■ Data excerpts ■
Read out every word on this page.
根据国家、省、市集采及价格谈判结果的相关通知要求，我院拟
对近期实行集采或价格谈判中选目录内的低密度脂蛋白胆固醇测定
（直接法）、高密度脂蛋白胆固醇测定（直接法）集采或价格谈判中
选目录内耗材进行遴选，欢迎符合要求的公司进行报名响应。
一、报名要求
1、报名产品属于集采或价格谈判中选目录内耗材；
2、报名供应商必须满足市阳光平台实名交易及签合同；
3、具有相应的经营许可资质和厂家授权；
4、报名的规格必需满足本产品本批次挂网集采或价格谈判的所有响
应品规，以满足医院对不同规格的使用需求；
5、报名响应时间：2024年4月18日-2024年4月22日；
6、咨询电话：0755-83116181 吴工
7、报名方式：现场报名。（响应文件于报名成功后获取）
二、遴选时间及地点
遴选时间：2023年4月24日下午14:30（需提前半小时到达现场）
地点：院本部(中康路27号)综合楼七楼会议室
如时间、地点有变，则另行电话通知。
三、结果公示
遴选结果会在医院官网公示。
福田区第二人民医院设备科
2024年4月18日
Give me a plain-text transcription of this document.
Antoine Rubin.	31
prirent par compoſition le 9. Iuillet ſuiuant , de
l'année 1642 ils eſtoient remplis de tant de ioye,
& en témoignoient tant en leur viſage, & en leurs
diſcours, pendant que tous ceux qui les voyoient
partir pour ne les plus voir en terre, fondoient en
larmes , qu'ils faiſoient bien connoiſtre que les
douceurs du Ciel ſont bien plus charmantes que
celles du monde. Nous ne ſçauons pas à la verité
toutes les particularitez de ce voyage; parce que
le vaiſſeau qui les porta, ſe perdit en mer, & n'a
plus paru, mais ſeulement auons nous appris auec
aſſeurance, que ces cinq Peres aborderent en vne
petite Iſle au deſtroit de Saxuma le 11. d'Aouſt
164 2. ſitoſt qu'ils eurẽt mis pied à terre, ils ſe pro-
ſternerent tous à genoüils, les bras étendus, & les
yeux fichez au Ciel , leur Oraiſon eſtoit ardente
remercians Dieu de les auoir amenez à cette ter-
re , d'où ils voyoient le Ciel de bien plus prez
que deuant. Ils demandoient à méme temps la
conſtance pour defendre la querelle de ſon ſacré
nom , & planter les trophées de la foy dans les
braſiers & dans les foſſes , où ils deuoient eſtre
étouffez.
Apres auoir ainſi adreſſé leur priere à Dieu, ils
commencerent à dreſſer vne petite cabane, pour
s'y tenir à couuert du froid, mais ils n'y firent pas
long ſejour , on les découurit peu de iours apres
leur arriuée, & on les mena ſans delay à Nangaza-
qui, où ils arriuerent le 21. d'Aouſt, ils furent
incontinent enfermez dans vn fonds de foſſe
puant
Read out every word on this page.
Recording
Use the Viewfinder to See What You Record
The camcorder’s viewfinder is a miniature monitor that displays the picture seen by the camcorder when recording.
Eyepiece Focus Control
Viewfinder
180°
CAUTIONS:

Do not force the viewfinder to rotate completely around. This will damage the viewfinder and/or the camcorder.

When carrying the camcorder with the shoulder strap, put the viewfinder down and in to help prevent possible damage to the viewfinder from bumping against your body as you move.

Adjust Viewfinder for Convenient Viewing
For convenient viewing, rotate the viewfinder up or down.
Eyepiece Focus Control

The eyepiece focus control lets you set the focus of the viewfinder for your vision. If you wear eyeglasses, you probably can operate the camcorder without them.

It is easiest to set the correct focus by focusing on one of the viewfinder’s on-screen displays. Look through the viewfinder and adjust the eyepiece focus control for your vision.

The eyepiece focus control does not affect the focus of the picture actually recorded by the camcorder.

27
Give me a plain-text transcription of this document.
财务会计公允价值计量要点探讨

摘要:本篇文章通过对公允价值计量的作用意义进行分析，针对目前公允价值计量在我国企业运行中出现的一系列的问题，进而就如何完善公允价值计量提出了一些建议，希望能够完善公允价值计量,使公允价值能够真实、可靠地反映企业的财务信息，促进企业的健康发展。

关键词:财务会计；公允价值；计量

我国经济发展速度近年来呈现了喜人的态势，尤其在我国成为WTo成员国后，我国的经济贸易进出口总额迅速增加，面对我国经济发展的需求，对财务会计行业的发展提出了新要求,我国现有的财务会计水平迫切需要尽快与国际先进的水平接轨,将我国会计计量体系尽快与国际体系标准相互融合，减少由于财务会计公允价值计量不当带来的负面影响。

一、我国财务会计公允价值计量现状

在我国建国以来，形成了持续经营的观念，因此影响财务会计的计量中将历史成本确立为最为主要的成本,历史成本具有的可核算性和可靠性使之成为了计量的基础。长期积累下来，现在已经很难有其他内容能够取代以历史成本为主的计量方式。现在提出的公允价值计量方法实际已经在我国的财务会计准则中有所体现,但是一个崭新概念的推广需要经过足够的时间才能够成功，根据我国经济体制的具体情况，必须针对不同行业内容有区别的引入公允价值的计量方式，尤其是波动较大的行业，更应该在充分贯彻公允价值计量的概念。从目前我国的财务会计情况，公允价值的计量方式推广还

■ Work to be completed ■
Give back the whole listing exactly as it reads.

■ Solution for this exercise ■
Read out every word on this page.
根据国家、省、市集采及价格谈判结果的相关通知要求，我院拟
对近期实行集采或价格谈判中选目录内的低密度脂蛋白胆固醇测定
（直接法）、高密度脂蛋白胆固醇测定（直接法）集采或价格谈判中
选目录内耗材进行遴选，欢迎符合要求的公司进行报名响应。
一、报名要求
1、报名产品属于集采或价格谈判中选目录内耗材；
2、报名供应商必须满足市阳光平台实名交易及签合同；
3、具有相应的经营许可资质和厂家授权；
4、报名的规格必需满足本产品本批次挂网集采或价格谈判的所有响
应品规，以满足医院对不同规格的使用需求；
5、报名响应时间：2024年4月18日-2024年4月22日；
6、咨询电话：0755-83116181 吴工
7、报名方式：现场报名。（响应文件于报名成功后获取）
二、遴选时间及地点
遴选时间：2023年4月24日下午14:30（需提前半小时到达现场）
地点：院本部(中康路27号)综合楼七楼会议室
如时间、地点有变，则另行电话通知。
三、结果公示
遴选结果会在医院官网公示。
福田区第二人民医院设备科
2024年4月18日
Give me a plain-text transcription of this document.
Antoine Rubin.	31
prirent par compoſition le 9. Iuillet ſuiuant , de
l'année 1642 ils eſtoient remplis de tant de ioye,
& en témoignoient tant en leur viſage, & en leurs
diſcours, pendant que tous ceux qui les voyoient
partir pour ne les plus voir en terre, fondoient en
larmes , qu'ils faiſoient bien connoiſtre que les
douceurs du Ciel ſont bien plus charmantes que
celles du monde. Nous ne ſçauons pas à la verité
toutes les particularitez de ce voyage; parce que
le vaiſſeau qui les porta, ſe perdit en mer, & n'a
plus paru, mais ſeulement auons nous appris auec
aſſeurance, que ces cinq Peres aborderent en vne
petite Iſle au deſtroit de Saxuma le 11. d'Aouſt
164 2. ſitoſt qu'ils eurẽt mis pied à terre, ils ſe pro-
ſternerent tous à genoüils, les bras étendus, & les
yeux fichez au Ciel , leur Oraiſon eſtoit ardente
remercians Dieu de les auoir amenez à cette ter-
re , d'où ils voyoient le Ciel de bien plus prez
que deuant. Ils demandoient à méme temps la
conſtance pour defendre la querelle de ſon ſacré
nom , & planter les trophées de la foy dans les
braſiers & dans les foſſes , où ils deuoient eſtre
étouffez.
Apres auoir ainſi adreſſé leur priere à Dieu, ils
commencerent à dreſſer vne petite cabane, pour
s'y tenir à couuert du froid, mais ils n'y firent pas
long ſejour , on les découurit peu de iours apres
leur arriuée, & on les mena ſans delay à Nangaza-
qui, où ils arriuerent le 21. d'Aouſt, ils furent
incontinent enfermez dans vn fonds de foſſe
puant
Read out every word on this page.
Recording
Use the Viewfinder to See What You Record
The camcorder’s viewfinder is a miniature monitor that displays the picture seen by the camcorder when recording.
Eyepiece Focus Control
Viewfinder
180°
CAUTIONS:

Do not force the viewfinder to rotate completely around. This will damage the viewfinder and/or the camcorder.

When carrying the camcorder with the shoulder strap, put the viewfinder down and in to help prevent possible damage to the viewfinder from bumping against your body as you move.

Adjust Viewfinder for Convenient Viewing
For convenient viewing, rotate the viewfinder up or down.
Eyepiece Focus Control

The eyepiece focus control lets you set the focus of the viewfinder for your vision. If you wear eyeglasses, you probably can operate the camcorder without them.

It is easiest to set the correct focus by focusing on one of the viewfinder’s on-screen displays. Look through the viewfinder and adjust the eyepiece focus control for your vision.

The eyepiece focus control does not affect the focus of the picture actually recorded by the camcorder.

27
Give me a plain-text transcription of this document.
财务会计公允价值计量要点探讨

摘要:本篇文章通过对公允价值计量的作用意义进行分析，针对目前公允价值计量在我国企业运行中出现的一系列的问题，进而就如何完善公允价值计量提出了一些建议，希望能够完善公允价值计量,使公允价值能够真实、可靠地反映企业的财务信息，促进企业的健康发展。

关键词:财务会计；公允价值；计量

我国经济发展速度近年来呈现了喜人的态势，尤其在我国成为WTo成员国后，我国的经济贸易进出口总额迅速增加，面对我国经济发展的需求，对财务会计行业的发展提出了新要求,我国现有的财务会计水平迫切需要尽快与国际先进的水平接轨,将我国会计计量体系尽快与国际体系标准相互融合，减少由于财务会计公允价值计量不当带来的负面影响。

一、我国财务会计公允价值计量现状

在我国建国以来，形成了持续经营的观念，因此影响财务会计的计量中将历史成本确立为最为主要的成本,历史成本具有的可核算性和可靠性使之成为了计量的基础。长期积累下来，现在已经很难有其他内容能够取代以历史成本为主的计量方式。现在提出的公允价值计量方法实际已经在我国的财务会计准则中有所体现,但是一个崭新概念的推广需要经过足够的时间才能够成功，根据我国经济体制的具体情况，必须针对不同行业内容有区别的引入公允价值的计量方式，尤其是波动较大的行业，更应该在充分贯彻公允价值计量的概念。从目前我国的财务会计情况，公允价值的计量方式推广还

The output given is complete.